TO BE DONE - Write out each entry, exactly the way it appears.

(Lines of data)

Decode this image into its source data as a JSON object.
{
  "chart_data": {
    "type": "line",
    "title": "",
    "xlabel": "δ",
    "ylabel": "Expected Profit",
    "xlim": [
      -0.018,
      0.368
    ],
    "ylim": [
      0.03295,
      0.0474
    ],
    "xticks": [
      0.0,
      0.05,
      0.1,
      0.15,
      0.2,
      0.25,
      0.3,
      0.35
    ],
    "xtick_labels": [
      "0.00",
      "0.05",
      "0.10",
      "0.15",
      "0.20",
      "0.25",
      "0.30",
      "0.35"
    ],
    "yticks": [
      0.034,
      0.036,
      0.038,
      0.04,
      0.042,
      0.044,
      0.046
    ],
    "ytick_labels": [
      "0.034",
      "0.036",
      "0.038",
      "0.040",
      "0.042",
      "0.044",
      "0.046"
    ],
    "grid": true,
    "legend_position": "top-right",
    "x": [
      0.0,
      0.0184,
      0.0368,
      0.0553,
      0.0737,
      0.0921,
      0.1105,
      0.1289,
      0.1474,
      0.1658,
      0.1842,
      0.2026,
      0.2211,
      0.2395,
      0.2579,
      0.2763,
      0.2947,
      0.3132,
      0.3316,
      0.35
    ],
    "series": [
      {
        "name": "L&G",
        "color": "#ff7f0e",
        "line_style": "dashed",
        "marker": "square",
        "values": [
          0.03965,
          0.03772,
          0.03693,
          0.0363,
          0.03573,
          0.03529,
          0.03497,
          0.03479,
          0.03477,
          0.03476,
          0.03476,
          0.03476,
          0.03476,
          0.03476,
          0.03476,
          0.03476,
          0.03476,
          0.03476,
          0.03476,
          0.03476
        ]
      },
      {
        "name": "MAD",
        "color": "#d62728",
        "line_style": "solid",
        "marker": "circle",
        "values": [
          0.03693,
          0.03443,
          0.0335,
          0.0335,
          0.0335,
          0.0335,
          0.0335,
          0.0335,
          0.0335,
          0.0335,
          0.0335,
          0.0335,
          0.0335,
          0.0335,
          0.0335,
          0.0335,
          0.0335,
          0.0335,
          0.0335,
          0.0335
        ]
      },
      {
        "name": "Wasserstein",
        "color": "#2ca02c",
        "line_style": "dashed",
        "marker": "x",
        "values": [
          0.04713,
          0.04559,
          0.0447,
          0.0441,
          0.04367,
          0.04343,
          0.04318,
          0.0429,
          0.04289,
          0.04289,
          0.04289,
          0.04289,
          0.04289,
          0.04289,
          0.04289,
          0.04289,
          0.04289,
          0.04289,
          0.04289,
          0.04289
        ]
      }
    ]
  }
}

WRITTEN REPLY -
Decode this image into its source data as a JSON object.
{
  "chart_data": {
    "type": "line",
    "title": "",
    "xlabel": "δ",
    "ylabel": "Expected Profit",
    "xlim": [
      -0.018,
      0.368
    ],
    "ylim": [
      0.03295,
      0.0474
    ],
    "xticks": [
      0.0,
      0.05,
      0.1,
      0.15,
      0.2,
      0.25,
      0.3,
      0.35
    ],
    "xtick_labels": [
      "0.00",
      "0.05",
      "0.10",
      "0.15",
      "0.20",
      "0.25",
      "0.30",
      "0.35"
    ],
    "yticks": [
      0.034,
      0.036,
      0.038,
      0.04,
      0.042,
      0.044,
      0.046
    ],
    "ytick_labels": [
      "0.034",
      "0.036",
      "0.038",
      "0.040",
      "0.042",
      "0.044",
      "0.046"
    ],
    "grid": true,
    "legend_position": "top-right",
    "x": [
      0.0,
      0.0184,
      0.0368,
      0.0553,
      0.0737,
      0.0921,
      0.1105,
      0.1289,
      0.1474,
      0.1658,
      0.1842,
      0.2026,
      0.2211,
      0.2395,
      0.2579,
      0.2763,
      0.2947,
      0.3132,
      0.3316,
      0.35
    ],
    "series": [
      {
        "name": "L&G",
        "color": "#ff7f0e",
        "line_style": "dashed",
        "marker": "square",
        "values": [
          0.03965,
          0.03772,
          0.03693,
          0.0363,
          0.03573,
          0.03529,
          0.03497,
          0.03479,
          0.03477,
          0.03476,
          0.03476,
          0.03476,
          0.03476,
          0.03476,
          0.03476,
          0.03476,
          0.03476,
          0.03476,
          0.03476,
          0.03476
        ]
      },
      {
        "name": "MAD",
        "color": "#d62728",
        "line_style": "solid",
        "marker": "circle",
        "values": [
          0.03693,
          0.03443,
          0.0335,
          0.0335,
          0.0335,
          0.0335,
          0.0335,
          0.0335,
          0.0335,
          0.0335,
          0.0335,
          0.0335,
          0.0335,
          0.0335,
          0.0335,
          0.0335,
          0.0335,
          0.0335,
          0.0335,
          0.0335
        ]
      },
      {
        "name": "Wasserstein",
        "color": "#2ca02c",
        "line_style": "dashed",
        "marker": "x",
        "values": [
          0.04713,
          0.04559,
          0.0447,
          0.0441,
          0.04367,
          0.04343,
          0.04318,
          0.0429,
          0.04289,
          0.04289,
          0.04289,
          0.04289,
          0.04289,
          0.04289,
          0.04289,
          0.04289,
          0.04289,
          0.04289,
          0.04289,
          0.04289
        ]
      }
    ]
  }
}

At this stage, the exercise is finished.